DATA SHOWN: Begin

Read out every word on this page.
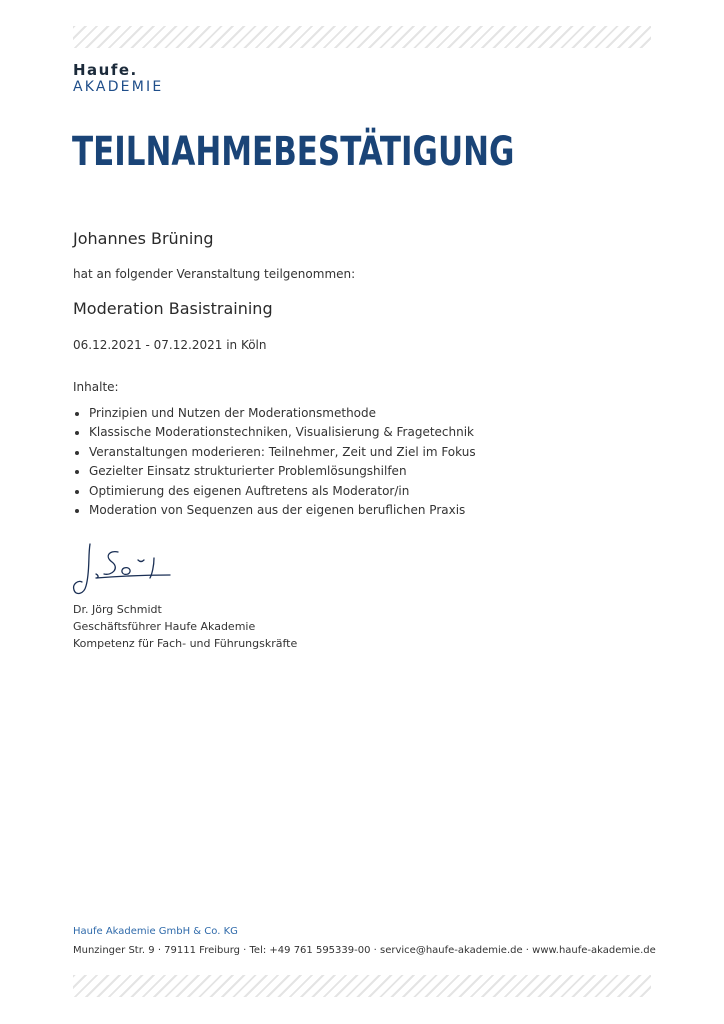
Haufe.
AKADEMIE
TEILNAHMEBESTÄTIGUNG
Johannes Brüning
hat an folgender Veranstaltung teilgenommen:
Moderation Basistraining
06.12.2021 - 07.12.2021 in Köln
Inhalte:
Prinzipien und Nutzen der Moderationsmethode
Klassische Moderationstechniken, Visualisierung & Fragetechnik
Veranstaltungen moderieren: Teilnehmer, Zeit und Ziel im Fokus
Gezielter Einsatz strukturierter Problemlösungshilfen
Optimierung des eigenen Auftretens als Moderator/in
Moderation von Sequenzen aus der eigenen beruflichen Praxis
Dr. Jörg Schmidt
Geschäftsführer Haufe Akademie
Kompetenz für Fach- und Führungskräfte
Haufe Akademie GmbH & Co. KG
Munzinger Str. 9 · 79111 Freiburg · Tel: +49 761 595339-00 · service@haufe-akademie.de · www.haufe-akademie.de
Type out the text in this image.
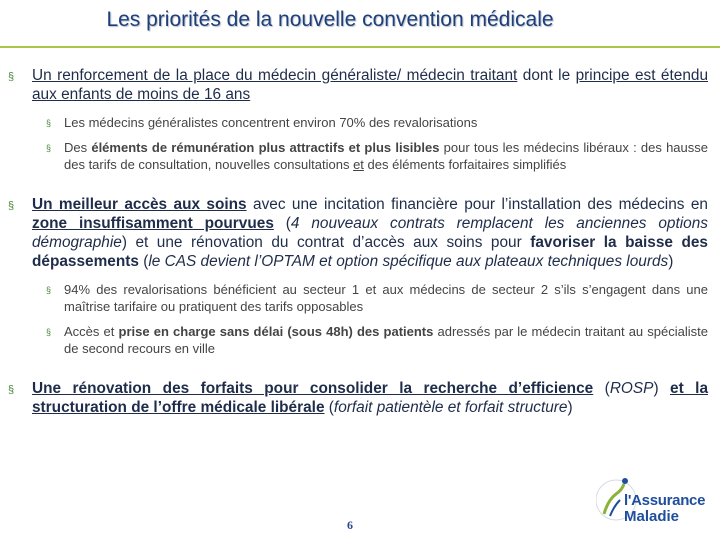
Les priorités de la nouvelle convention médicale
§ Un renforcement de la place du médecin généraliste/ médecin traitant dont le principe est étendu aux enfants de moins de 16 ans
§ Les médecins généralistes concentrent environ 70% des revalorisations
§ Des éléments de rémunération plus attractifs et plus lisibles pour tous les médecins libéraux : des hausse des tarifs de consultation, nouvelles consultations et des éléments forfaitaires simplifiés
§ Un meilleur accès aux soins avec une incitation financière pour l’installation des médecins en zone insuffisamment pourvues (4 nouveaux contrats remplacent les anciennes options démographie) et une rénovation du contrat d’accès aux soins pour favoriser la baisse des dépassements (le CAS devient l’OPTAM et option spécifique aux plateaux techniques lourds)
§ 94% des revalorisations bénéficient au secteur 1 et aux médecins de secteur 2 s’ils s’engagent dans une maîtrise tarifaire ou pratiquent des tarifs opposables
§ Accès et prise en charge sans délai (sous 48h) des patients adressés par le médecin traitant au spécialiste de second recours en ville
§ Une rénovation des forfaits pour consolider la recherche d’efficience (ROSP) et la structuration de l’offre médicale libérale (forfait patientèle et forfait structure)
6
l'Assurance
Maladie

DATA SHOWN: End

## [WHAT THE TASK REQUIRES]
Copy out every line above without change, dropping the pictures.

## [ANSWER FOR THIS EXERCISE]
Read out every word on this page.
Haufe.
AKADEMIE
TEILNAHMEBESTÄTIGUNG
Johannes Brüning
hat an folgender Veranstaltung teilgenommen:
Moderation Basistraining
06.12.2021 - 07.12.2021 in Köln
Inhalte:
Prinzipien und Nutzen der Moderationsmethode
Klassische Moderationstechniken, Visualisierung & Fragetechnik
Veranstaltungen moderieren: Teilnehmer, Zeit und Ziel im Fokus
Gezielter Einsatz strukturierter Problemlösungshilfen
Optimierung des eigenen Auftretens als Moderator/in
Moderation von Sequenzen aus der eigenen beruflichen Praxis
Dr. Jörg Schmidt
Geschäftsführer Haufe Akademie
Kompetenz für Fach- und Führungskräfte
Haufe Akademie GmbH & Co. KG
Munzinger Str. 9 · 79111 Freiburg · Tel: +49 761 595339-00 · service@haufe-akademie.de · www.haufe-akademie.de
Type out the text in this image.
Les priorités de la nouvelle convention médicale
§ Un renforcement de la place du médecin généraliste/ médecin traitant dont le principe est étendu aux enfants de moins de 16 ans
§ Les médecins généralistes concentrent environ 70% des revalorisations
§ Des éléments de rémunération plus attractifs et plus lisibles pour tous les médecins libéraux : des hausse des tarifs de consultation, nouvelles consultations et des éléments forfaitaires simplifiés
§ Un meilleur accès aux soins avec une incitation financière pour l’installation des médecins en zone insuffisamment pourvues (4 nouveaux contrats remplacent les anciennes options démographie) et une rénovation du contrat d’accès aux soins pour favoriser la baisse des dépassements (le CAS devient l’OPTAM et option spécifique aux plateaux techniques lourds)
§ 94% des revalorisations bénéficient au secteur 1 et aux médecins de secteur 2 s’ils s’engagent dans une maîtrise tarifaire ou pratiquent des tarifs opposables
§ Accès et prise en charge sans délai (sous 48h) des patients adressés par le médecin traitant au spécialiste de second recours en ville
§ Une rénovation des forfaits pour consolider la recherche d’efficience (ROSP) et la structuration de l’offre médicale libérale (forfait patientèle et forfait structure)
6
l'Assurance
Maladie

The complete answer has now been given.